(Exercise)
Collect the lines of the entries where "color" shows up.

──────────────────────────────

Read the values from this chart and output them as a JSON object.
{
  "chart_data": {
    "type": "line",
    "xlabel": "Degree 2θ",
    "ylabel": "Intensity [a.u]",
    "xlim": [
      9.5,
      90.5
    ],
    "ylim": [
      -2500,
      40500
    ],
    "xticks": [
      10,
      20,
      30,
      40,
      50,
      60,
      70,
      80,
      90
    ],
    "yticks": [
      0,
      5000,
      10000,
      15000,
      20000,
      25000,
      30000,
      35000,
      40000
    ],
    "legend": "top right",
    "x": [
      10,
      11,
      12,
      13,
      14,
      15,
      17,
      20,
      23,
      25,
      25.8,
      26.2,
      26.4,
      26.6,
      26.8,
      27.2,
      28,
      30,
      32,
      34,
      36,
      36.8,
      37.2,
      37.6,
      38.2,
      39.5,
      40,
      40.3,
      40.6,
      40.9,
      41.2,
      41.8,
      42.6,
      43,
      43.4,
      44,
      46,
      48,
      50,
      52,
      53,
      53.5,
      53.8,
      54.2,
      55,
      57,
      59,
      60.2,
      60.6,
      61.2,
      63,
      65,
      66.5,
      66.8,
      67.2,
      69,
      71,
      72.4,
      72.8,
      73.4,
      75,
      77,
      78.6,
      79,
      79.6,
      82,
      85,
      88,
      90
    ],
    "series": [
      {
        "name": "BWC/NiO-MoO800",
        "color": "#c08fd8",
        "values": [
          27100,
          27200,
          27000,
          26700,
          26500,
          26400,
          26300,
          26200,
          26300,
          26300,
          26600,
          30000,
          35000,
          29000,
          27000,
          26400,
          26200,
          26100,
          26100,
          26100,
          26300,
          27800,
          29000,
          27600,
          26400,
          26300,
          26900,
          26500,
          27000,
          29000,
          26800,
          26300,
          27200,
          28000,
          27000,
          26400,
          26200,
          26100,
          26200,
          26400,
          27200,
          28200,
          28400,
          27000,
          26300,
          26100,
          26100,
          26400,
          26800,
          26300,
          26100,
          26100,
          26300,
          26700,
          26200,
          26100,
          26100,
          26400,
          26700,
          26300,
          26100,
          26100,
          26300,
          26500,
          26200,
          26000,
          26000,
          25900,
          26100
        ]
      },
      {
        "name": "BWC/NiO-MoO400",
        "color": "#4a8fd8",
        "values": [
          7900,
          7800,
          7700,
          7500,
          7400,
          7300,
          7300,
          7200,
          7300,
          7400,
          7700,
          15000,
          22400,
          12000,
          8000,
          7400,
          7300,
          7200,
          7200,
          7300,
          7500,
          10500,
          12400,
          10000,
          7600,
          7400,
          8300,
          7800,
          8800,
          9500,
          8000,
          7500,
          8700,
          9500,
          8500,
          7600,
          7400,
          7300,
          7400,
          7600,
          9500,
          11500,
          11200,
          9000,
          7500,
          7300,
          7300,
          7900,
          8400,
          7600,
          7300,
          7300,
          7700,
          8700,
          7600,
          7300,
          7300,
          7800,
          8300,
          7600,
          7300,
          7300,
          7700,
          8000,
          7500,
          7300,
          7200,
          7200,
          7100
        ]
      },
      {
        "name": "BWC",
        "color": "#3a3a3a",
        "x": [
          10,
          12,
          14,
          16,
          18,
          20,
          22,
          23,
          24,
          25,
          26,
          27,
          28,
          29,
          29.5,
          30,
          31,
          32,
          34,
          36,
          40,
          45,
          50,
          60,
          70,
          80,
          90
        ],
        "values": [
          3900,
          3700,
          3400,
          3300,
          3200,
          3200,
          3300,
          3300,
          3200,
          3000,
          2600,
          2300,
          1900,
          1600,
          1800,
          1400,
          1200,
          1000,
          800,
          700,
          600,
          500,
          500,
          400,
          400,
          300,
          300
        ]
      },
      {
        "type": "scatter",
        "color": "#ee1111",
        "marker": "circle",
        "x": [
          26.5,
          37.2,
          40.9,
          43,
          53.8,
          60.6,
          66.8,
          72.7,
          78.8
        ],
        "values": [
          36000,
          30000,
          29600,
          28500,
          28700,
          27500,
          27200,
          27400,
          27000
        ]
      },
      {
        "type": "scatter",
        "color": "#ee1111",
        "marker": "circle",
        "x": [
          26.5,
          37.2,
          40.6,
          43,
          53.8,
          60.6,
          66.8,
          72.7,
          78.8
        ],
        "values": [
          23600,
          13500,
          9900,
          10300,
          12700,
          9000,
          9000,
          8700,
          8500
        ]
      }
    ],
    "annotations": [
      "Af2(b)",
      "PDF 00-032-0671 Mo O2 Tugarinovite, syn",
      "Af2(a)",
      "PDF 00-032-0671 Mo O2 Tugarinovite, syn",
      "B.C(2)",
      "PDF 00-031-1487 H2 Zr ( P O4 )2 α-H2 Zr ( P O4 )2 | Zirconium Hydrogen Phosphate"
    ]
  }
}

──────────────────────────────

(Answer to the exercise)
        "color": "#c08fd8",
        "color": "#4a8fd8",
        "color": "#3a3a3a",
        "color": "#ee1111",
        "color": "#ee1111",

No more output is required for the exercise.